Reproduce every entry exactly.

+++ Data excerpts +++

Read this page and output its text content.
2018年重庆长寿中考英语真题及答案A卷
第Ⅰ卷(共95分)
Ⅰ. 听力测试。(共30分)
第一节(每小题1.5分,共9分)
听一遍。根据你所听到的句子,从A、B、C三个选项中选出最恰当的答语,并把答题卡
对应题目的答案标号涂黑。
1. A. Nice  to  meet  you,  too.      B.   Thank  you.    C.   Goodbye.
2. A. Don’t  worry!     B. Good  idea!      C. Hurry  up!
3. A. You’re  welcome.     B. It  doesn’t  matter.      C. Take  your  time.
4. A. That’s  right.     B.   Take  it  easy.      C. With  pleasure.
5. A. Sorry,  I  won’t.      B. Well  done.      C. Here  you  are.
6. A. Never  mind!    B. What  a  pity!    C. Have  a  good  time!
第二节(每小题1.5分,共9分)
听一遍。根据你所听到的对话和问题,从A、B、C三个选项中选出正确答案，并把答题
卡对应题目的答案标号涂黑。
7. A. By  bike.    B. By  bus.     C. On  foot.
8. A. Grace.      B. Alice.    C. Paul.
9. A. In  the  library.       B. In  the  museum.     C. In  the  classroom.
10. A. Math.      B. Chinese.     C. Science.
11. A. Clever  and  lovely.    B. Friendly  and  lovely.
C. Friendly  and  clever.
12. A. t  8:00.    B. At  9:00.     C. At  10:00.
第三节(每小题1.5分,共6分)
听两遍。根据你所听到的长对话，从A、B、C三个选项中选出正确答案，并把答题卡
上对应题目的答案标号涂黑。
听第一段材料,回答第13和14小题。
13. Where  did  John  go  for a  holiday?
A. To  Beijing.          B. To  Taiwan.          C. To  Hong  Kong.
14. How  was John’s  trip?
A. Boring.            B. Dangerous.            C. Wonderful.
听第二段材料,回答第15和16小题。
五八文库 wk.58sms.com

+++

**Answer to the problem:**
Read this page and output its text content.
2018年重庆长寿中考英语真题及答案A卷
第Ⅰ卷(共95分)
Ⅰ. 听力测试。(共30分)
第一节(每小题1.5分,共9分)
听一遍。根据你所听到的句子,从A、B、C三个选项中选出最恰当的答语,并把答题卡
对应题目的答案标号涂黑。
1. A. Nice  to  meet  you,  too.      B.   Thank  you.    C.   Goodbye.
2. A. Don’t  worry!     B. Good  idea!      C. Hurry  up!
3. A. You’re  welcome.     B. It  doesn’t  matter.      C. Take  your  time.
4. A. That’s  right.     B.   Take  it  easy.      C. With  pleasure.
5. A. Sorry,  I  won’t.      B. Well  done.      C. Here  you  are.
6. A. Never  mind!    B. What  a  pity!    C. Have  a  good  time!
第二节(每小题1.5分,共9分)
听一遍。根据你所听到的对话和问题,从A、B、C三个选项中选出正确答案，并把答题
卡对应题目的答案标号涂黑。
7. A. By  bike.    B. By  bus.     C. On  foot.
8. A. Grace.      B. Alice.    C. Paul.
9. A. In  the  library.       B. In  the  museum.     C. In  the  classroom.
10. A. Math.      B. Chinese.     C. Science.
11. A. Clever  and  lovely.    B. Friendly  and  lovely.
C. Friendly  and  clever.
12. A. t  8:00.    B. At  9:00.     C. At  10:00.
第三节(每小题1.5分,共6分)
听两遍。根据你所听到的长对话，从A、B、C三个选项中选出正确答案，并把答题卡
上对应题目的答案标号涂黑。
听第一段材料,回答第13和14小题。
13. Where  did  John  go  for a  holiday?
A. To  Beijing.          B. To  Taiwan.          C. To  Hong  Kong.
14. How  was John’s  trip?
A. Boring.            B. Dangerous.            C. Wonderful.
听第二段材料,回答第15和16小题。
五八文库 wk.58sms.com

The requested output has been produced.